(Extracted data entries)
◆ ◆ ◆ ◆ ◆

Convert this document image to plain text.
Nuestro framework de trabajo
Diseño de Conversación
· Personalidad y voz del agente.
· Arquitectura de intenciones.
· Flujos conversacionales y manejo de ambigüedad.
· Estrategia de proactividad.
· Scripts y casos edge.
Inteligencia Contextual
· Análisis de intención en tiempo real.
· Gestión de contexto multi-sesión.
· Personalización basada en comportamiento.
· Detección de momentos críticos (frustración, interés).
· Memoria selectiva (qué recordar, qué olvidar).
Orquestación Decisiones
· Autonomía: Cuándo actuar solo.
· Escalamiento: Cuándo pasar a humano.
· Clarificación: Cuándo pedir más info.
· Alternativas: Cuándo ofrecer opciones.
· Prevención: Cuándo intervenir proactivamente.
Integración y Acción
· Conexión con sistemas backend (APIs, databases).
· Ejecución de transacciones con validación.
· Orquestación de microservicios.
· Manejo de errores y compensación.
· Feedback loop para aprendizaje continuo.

◆ ◆ ◆ ◆ ◆

* Goal
Pull out every line above that holds the word "Orquestación".

* Exercise answer
Orquestación Decisiones
· Orquestación de microservicios.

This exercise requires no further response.